Required work
Each line that follows should be printed again exactly as it stands.

Record extracts
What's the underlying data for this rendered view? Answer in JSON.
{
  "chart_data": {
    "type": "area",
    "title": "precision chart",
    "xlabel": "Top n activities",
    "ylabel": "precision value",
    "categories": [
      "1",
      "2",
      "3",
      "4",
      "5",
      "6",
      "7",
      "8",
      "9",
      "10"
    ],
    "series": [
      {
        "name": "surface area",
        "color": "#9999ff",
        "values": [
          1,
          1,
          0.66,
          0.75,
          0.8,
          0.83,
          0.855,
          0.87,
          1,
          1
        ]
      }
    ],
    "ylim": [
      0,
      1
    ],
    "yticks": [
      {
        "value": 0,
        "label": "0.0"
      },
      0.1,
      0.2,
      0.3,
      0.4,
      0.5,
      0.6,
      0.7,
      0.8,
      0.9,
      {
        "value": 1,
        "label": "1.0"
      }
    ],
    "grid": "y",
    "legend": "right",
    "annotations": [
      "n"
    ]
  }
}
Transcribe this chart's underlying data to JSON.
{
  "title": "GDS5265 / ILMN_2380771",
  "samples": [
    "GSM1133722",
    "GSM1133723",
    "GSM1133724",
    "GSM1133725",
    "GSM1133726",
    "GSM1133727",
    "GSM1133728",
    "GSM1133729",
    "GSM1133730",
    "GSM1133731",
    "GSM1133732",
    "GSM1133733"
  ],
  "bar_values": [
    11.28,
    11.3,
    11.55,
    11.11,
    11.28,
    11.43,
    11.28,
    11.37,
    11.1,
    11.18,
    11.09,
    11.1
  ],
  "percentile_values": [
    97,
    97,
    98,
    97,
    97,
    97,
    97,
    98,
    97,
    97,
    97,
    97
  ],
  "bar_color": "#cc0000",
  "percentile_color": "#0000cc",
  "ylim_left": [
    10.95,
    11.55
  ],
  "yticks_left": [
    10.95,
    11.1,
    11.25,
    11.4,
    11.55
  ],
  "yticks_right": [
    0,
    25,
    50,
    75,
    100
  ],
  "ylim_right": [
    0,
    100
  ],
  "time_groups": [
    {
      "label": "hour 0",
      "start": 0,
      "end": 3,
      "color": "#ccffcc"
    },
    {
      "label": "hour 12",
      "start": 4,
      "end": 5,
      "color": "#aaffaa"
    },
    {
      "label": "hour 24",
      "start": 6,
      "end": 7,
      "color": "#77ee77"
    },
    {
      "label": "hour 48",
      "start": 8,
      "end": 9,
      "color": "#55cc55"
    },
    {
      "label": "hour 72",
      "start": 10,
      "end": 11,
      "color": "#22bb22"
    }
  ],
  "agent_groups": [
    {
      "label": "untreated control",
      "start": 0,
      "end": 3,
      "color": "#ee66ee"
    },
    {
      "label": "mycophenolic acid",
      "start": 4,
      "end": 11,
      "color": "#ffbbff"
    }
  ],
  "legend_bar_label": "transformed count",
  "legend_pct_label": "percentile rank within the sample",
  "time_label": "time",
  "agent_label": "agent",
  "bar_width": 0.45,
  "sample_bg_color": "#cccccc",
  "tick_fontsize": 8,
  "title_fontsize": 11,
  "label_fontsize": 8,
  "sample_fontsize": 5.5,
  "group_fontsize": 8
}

Finished task
What's the underlying data for this rendered view? Answer in JSON.
{
  "chart_data": {
    "type": "area",
    "title": "precision chart",
    "xlabel": "Top n activities",
    "ylabel": "precision value",
    "categories": [
      "1",
      "2",
      "3",
      "4",
      "5",
      "6",
      "7",
      "8",
      "9",
      "10"
    ],
    "series": [
      {
        "name": "surface area",
        "color": "#9999ff",
        "values": [
          1,
          1,
          0.66,
          0.75,
          0.8,
          0.83,
          0.855,
          0.87,
          1,
          1
        ]
      }
    ],
    "ylim": [
      0,
      1
    ],
    "yticks": [
      {
        "value": 0,
        "label": "0.0"
      },
      0.1,
      0.2,
      0.3,
      0.4,
      0.5,
      0.6,
      0.7,
      0.8,
      0.9,
      {
        "value": 1,
        "label": "1.0"
      }
    ],
    "grid": "y",
    "legend": "right",
    "annotations": [
      "n"
    ]
  }
}
Transcribe this chart's underlying data to JSON.
{
  "title": "GDS5265 / ILMN_2380771",
  "samples": [
    "GSM1133722",
    "GSM1133723",
    "GSM1133724",
    "GSM1133725",
    "GSM1133726",
    "GSM1133727",
    "GSM1133728",
    "GSM1133729",
    "GSM1133730",
    "GSM1133731",
    "GSM1133732",
    "GSM1133733"
  ],
  "bar_values": [
    11.28,
    11.3,
    11.55,
    11.11,
    11.28,
    11.43,
    11.28,
    11.37,
    11.1,
    11.18,
    11.09,
    11.1
  ],
  "percentile_values": [
    97,
    97,
    98,
    97,
    97,
    97,
    97,
    98,
    97,
    97,
    97,
    97
  ],
  "bar_color": "#cc0000",
  "percentile_color": "#0000cc",
  "ylim_left": [
    10.95,
    11.55
  ],
  "yticks_left": [
    10.95,
    11.1,
    11.25,
    11.4,
    11.55
  ],
  "yticks_right": [
    0,
    25,
    50,
    75,
    100
  ],
  "ylim_right": [
    0,
    100
  ],
  "time_groups": [
    {
      "label": "hour 0",
      "start": 0,
      "end": 3,
      "color": "#ccffcc"
    },
    {
      "label": "hour 12",
      "start": 4,
      "end": 5,
      "color": "#aaffaa"
    },
    {
      "label": "hour 24",
      "start": 6,
      "end": 7,
      "color": "#77ee77"
    },
    {
      "label": "hour 48",
      "start": 8,
      "end": 9,
      "color": "#55cc55"
    },
    {
      "label": "hour 72",
      "start": 10,
      "end": 11,
      "color": "#22bb22"
    }
  ],
  "agent_groups": [
    {
      "label": "untreated control",
      "start": 0,
      "end": 3,
      "color": "#ee66ee"
    },
    {
      "label": "mycophenolic acid",
      "start": 4,
      "end": 11,
      "color": "#ffbbff"
    }
  ],
  "legend_bar_label": "transformed count",
  "legend_pct_label": "percentile rank within the sample",
  "time_label": "time",
  "agent_label": "agent",
  "bar_width": 0.45,
  "sample_bg_color": "#cccccc",
  "tick_fontsize": 8,
  "title_fontsize": 11,
  "label_fontsize": 8,
  "sample_fontsize": 5.5,
  "group_fontsize": 8
}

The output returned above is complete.